» PROBLEM REQUIREMENTS
Exclude all pictures, then copy each of the records exactly as written.

» DATA ENTRIES
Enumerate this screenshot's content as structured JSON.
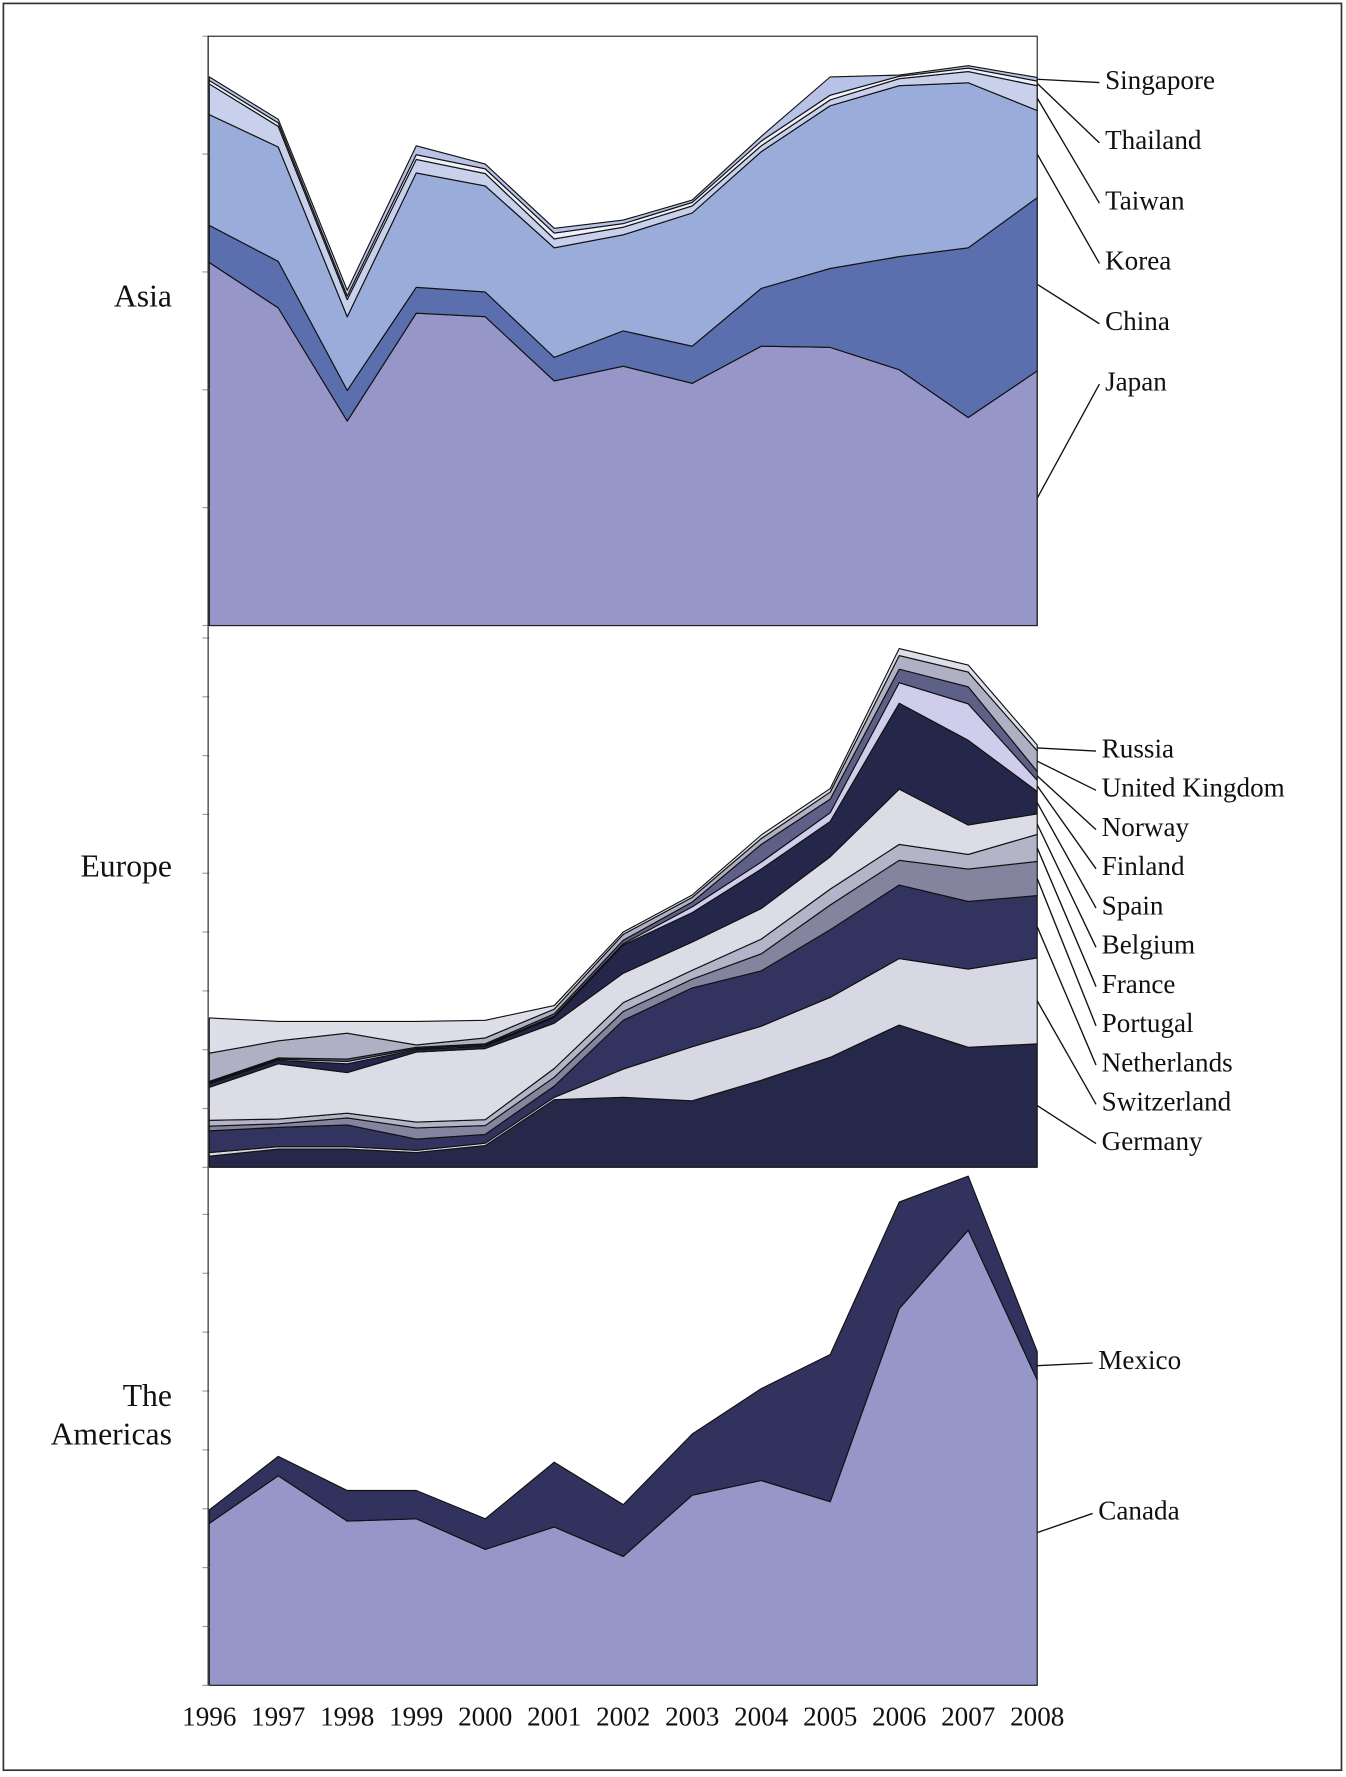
{
  "chart_data": [
    {
      "type": "stacked-area",
      "title": "Asia",
      "ylim": [
        0,
        10
      ],
      "yticks": [
        0,
        2,
        4,
        6,
        8,
        10
      ],
      "series": [
        {
          "name": "Japan",
          "color": "#9696c8",
          "values": [
            6.16,
            5.39,
            3.47,
            5.3,
            5.24,
            4.15,
            4.4,
            4.11,
            4.74,
            4.72,
            4.34,
            3.53,
            4.32
          ]
        },
        {
          "name": "China",
          "color": "#5b6eae",
          "values": [
            0.63,
            0.79,
            0.52,
            0.44,
            0.42,
            0.4,
            0.6,
            0.63,
            0.98,
            1.34,
            1.92,
            2.88,
            2.94
          ]
        },
        {
          "name": "Korea",
          "color": "#9aacda",
          "values": [
            1.88,
            1.94,
            1.25,
            1.94,
            1.8,
            1.86,
            1.63,
            2.26,
            2.32,
            2.76,
            2.9,
            2.8,
            1.48
          ]
        },
        {
          "name": "Taiwan",
          "color": "#c8d0ec",
          "values": [
            0.52,
            0.35,
            0.29,
            0.23,
            0.21,
            0.15,
            0.13,
            0.12,
            0.1,
            0.1,
            0.12,
            0.19,
            0.42
          ]
        },
        {
          "name": "Thailand",
          "color": "#eef0fa",
          "values": [
            0.06,
            0.06,
            0.06,
            0.08,
            0.08,
            0.1,
            0.06,
            0.06,
            0.08,
            0.08,
            0.04,
            0.06,
            0.08
          ]
        },
        {
          "name": "Singapore",
          "color": "#b8c2e6",
          "values": [
            0.06,
            0.06,
            0.1,
            0.15,
            0.08,
            0.08,
            0.06,
            0.04,
            0.08,
            0.31,
            0.02,
            0.04,
            0.06
          ]
        }
      ]
    },
    {
      "type": "stacked-area",
      "title": "Europe",
      "ylim": [
        0,
        9.2
      ],
      "yticks": [
        0,
        1,
        2,
        3,
        4,
        5,
        6,
        7,
        8,
        9
      ],
      "series": [
        {
          "name": "Germany",
          "color": "#26284a",
          "values": [
            0.19,
            0.31,
            0.31,
            0.25,
            0.37,
            1.15,
            1.19,
            1.13,
            1.48,
            1.87,
            2.42,
            2.04,
            2.1
          ]
        },
        {
          "name": "Switzerland",
          "color": "#d8d8e4",
          "values": [
            0.06,
            0.04,
            0.04,
            0.04,
            0.04,
            0.04,
            0.48,
            0.92,
            0.92,
            1.02,
            1.13,
            1.33,
            1.46
          ]
        },
        {
          "name": "Netherlands",
          "color": "#33335f",
          "values": [
            0.37,
            0.33,
            0.37,
            0.19,
            0.15,
            0.19,
            0.83,
            1.0,
            0.94,
            1.15,
            1.25,
            1.15,
            1.06
          ]
        },
        {
          "name": "Portugal",
          "color": "#84849e",
          "values": [
            0.08,
            0.06,
            0.12,
            0.19,
            0.15,
            0.15,
            0.15,
            0.15,
            0.29,
            0.42,
            0.42,
            0.55,
            0.58
          ]
        },
        {
          "name": "France",
          "color": "#b4b4c8",
          "values": [
            0.1,
            0.08,
            0.08,
            0.1,
            0.1,
            0.15,
            0.15,
            0.15,
            0.25,
            0.27,
            0.27,
            0.25,
            0.46
          ]
        },
        {
          "name": "Belgium",
          "color": "#dcdce6",
          "values": [
            0.56,
            0.94,
            0.69,
            1.19,
            1.21,
            0.77,
            0.5,
            0.48,
            0.52,
            0.55,
            0.94,
            0.5,
            0.35
          ]
        },
        {
          "name": "Spain",
          "color": "#25274a",
          "values": [
            0.06,
            0.06,
            0.15,
            0.04,
            0.04,
            0.1,
            0.48,
            0.5,
            0.67,
            0.6,
            1.46,
            1.44,
            0.38
          ]
        },
        {
          "name": "Finland",
          "color": "#d0cceb",
          "values": [
            0.02,
            0.02,
            0.04,
            0.02,
            0.02,
            0.02,
            0.02,
            0.1,
            0.12,
            0.15,
            0.35,
            0.62,
            0.19
          ]
        },
        {
          "name": "Norway",
          "color": "#5e6088",
          "values": [
            0.02,
            0.02,
            0.04,
            0.02,
            0.02,
            0.04,
            0.06,
            0.08,
            0.3,
            0.23,
            0.23,
            0.29,
            0.15
          ]
        },
        {
          "name": "United Kingdom",
          "color": "#b0b0c4",
          "values": [
            0.48,
            0.29,
            0.44,
            0.04,
            0.1,
            0.08,
            0.1,
            0.08,
            0.1,
            0.12,
            0.23,
            0.25,
            0.35
          ]
        },
        {
          "name": "Russia",
          "color": "#dedee8",
          "values": [
            0.6,
            0.33,
            0.2,
            0.4,
            0.3,
            0.06,
            0.04,
            0.04,
            0.06,
            0.06,
            0.12,
            0.12,
            0.1
          ]
        }
      ]
    },
    {
      "type": "stacked-area",
      "title": "The Americas",
      "ylim": [
        0,
        8.8
      ],
      "yticks": [
        0,
        1,
        2,
        3,
        4,
        5,
        6,
        7,
        8
      ],
      "categories": [
        "1996",
        "1997",
        "1998",
        "1999",
        "2000",
        "2001",
        "2002",
        "2003",
        "2004",
        "2005",
        "2006",
        "2007",
        "2008"
      ],
      "series": [
        {
          "name": "Canada",
          "color": "#9696c8",
          "values": [
            2.75,
            3.56,
            2.79,
            2.83,
            2.31,
            2.69,
            2.19,
            3.23,
            3.48,
            3.12,
            6.4,
            7.73,
            5.19
          ]
        },
        {
          "name": "Mexico",
          "color": "#32325e",
          "values": [
            0.23,
            0.33,
            0.52,
            0.48,
            0.52,
            1.1,
            0.88,
            1.04,
            1.56,
            2.5,
            1.81,
            0.92,
            0.48
          ]
        }
      ]
    }
  ]
}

» PROBLEM SOLUTION
Enumerate this screenshot's content as structured JSON.
{
  "chart_data": [
    {
      "type": "stacked-area",
      "title": "Asia",
      "ylim": [
        0,
        10
      ],
      "yticks": [
        0,
        2,
        4,
        6,
        8,
        10
      ],
      "series": [
        {
          "name": "Japan",
          "color": "#9696c8",
          "values": [
            6.16,
            5.39,
            3.47,
            5.3,
            5.24,
            4.15,
            4.4,
            4.11,
            4.74,
            4.72,
            4.34,
            3.53,
            4.32
          ]
        },
        {
          "name": "China",
          "color": "#5b6eae",
          "values": [
            0.63,
            0.79,
            0.52,
            0.44,
            0.42,
            0.4,
            0.6,
            0.63,
            0.98,
            1.34,
            1.92,
            2.88,
            2.94
          ]
        },
        {
          "name": "Korea",
          "color": "#9aacda",
          "values": [
            1.88,
            1.94,
            1.25,
            1.94,
            1.8,
            1.86,
            1.63,
            2.26,
            2.32,
            2.76,
            2.9,
            2.8,
            1.48
          ]
        },
        {
          "name": "Taiwan",
          "color": "#c8d0ec",
          "values": [
            0.52,
            0.35,
            0.29,
            0.23,
            0.21,
            0.15,
            0.13,
            0.12,
            0.1,
            0.1,
            0.12,
            0.19,
            0.42
          ]
        },
        {
          "name": "Thailand",
          "color": "#eef0fa",
          "values": [
            0.06,
            0.06,
            0.06,
            0.08,
            0.08,
            0.1,
            0.06,
            0.06,
            0.08,
            0.08,
            0.04,
            0.06,
            0.08
          ]
        },
        {
          "name": "Singapore",
          "color": "#b8c2e6",
          "values": [
            0.06,
            0.06,
            0.1,
            0.15,
            0.08,
            0.08,
            0.06,
            0.04,
            0.08,
            0.31,
            0.02,
            0.04,
            0.06
          ]
        }
      ]
    },
    {
      "type": "stacked-area",
      "title": "Europe",
      "ylim": [
        0,
        9.2
      ],
      "yticks": [
        0,
        1,
        2,
        3,
        4,
        5,
        6,
        7,
        8,
        9
      ],
      "series": [
        {
          "name": "Germany",
          "color": "#26284a",
          "values": [
            0.19,
            0.31,
            0.31,
            0.25,
            0.37,
            1.15,
            1.19,
            1.13,
            1.48,
            1.87,
            2.42,
            2.04,
            2.1
          ]
        },
        {
          "name": "Switzerland",
          "color": "#d8d8e4",
          "values": [
            0.06,
            0.04,
            0.04,
            0.04,
            0.04,
            0.04,
            0.48,
            0.92,
            0.92,
            1.02,
            1.13,
            1.33,
            1.46
          ]
        },
        {
          "name": "Netherlands",
          "color": "#33335f",
          "values": [
            0.37,
            0.33,
            0.37,
            0.19,
            0.15,
            0.19,
            0.83,
            1.0,
            0.94,
            1.15,
            1.25,
            1.15,
            1.06
          ]
        },
        {
          "name": "Portugal",
          "color": "#84849e",
          "values": [
            0.08,
            0.06,
            0.12,
            0.19,
            0.15,
            0.15,
            0.15,
            0.15,
            0.29,
            0.42,
            0.42,
            0.55,
            0.58
          ]
        },
        {
          "name": "France",
          "color": "#b4b4c8",
          "values": [
            0.1,
            0.08,
            0.08,
            0.1,
            0.1,
            0.15,
            0.15,
            0.15,
            0.25,
            0.27,
            0.27,
            0.25,
            0.46
          ]
        },
        {
          "name": "Belgium",
          "color": "#dcdce6",
          "values": [
            0.56,
            0.94,
            0.69,
            1.19,
            1.21,
            0.77,
            0.5,
            0.48,
            0.52,
            0.55,
            0.94,
            0.5,
            0.35
          ]
        },
        {
          "name": "Spain",
          "color": "#25274a",
          "values": [
            0.06,
            0.06,
            0.15,
            0.04,
            0.04,
            0.1,
            0.48,
            0.5,
            0.67,
            0.6,
            1.46,
            1.44,
            0.38
          ]
        },
        {
          "name": "Finland",
          "color": "#d0cceb",
          "values": [
            0.02,
            0.02,
            0.04,
            0.02,
            0.02,
            0.02,
            0.02,
            0.1,
            0.12,
            0.15,
            0.35,
            0.62,
            0.19
          ]
        },
        {
          "name": "Norway",
          "color": "#5e6088",
          "values": [
            0.02,
            0.02,
            0.04,
            0.02,
            0.02,
            0.04,
            0.06,
            0.08,
            0.3,
            0.23,
            0.23,
            0.29,
            0.15
          ]
        },
        {
          "name": "United Kingdom",
          "color": "#b0b0c4",
          "values": [
            0.48,
            0.29,
            0.44,
            0.04,
            0.1,
            0.08,
            0.1,
            0.08,
            0.1,
            0.12,
            0.23,
            0.25,
            0.35
          ]
        },
        {
          "name": "Russia",
          "color": "#dedee8",
          "values": [
            0.6,
            0.33,
            0.2,
            0.4,
            0.3,
            0.06,
            0.04,
            0.04,
            0.06,
            0.06,
            0.12,
            0.12,
            0.1
          ]
        }
      ]
    },
    {
      "type": "stacked-area",
      "title": "The Americas",
      "ylim": [
        0,
        8.8
      ],
      "yticks": [
        0,
        1,
        2,
        3,
        4,
        5,
        6,
        7,
        8
      ],
      "categories": [
        "1996",
        "1997",
        "1998",
        "1999",
        "2000",
        "2001",
        "2002",
        "2003",
        "2004",
        "2005",
        "2006",
        "2007",
        "2008"
      ],
      "series": [
        {
          "name": "Canada",
          "color": "#9696c8",
          "values": [
            2.75,
            3.56,
            2.79,
            2.83,
            2.31,
            2.69,
            2.19,
            3.23,
            3.48,
            3.12,
            6.4,
            7.73,
            5.19
          ]
        },
        {
          "name": "Mexico",
          "color": "#32325e",
          "values": [
            0.23,
            0.33,
            0.52,
            0.48,
            0.52,
            1.1,
            0.88,
            1.04,
            1.56,
            2.5,
            1.81,
            0.92,
            0.48
          ]
        }
      ]
    }
  ]
}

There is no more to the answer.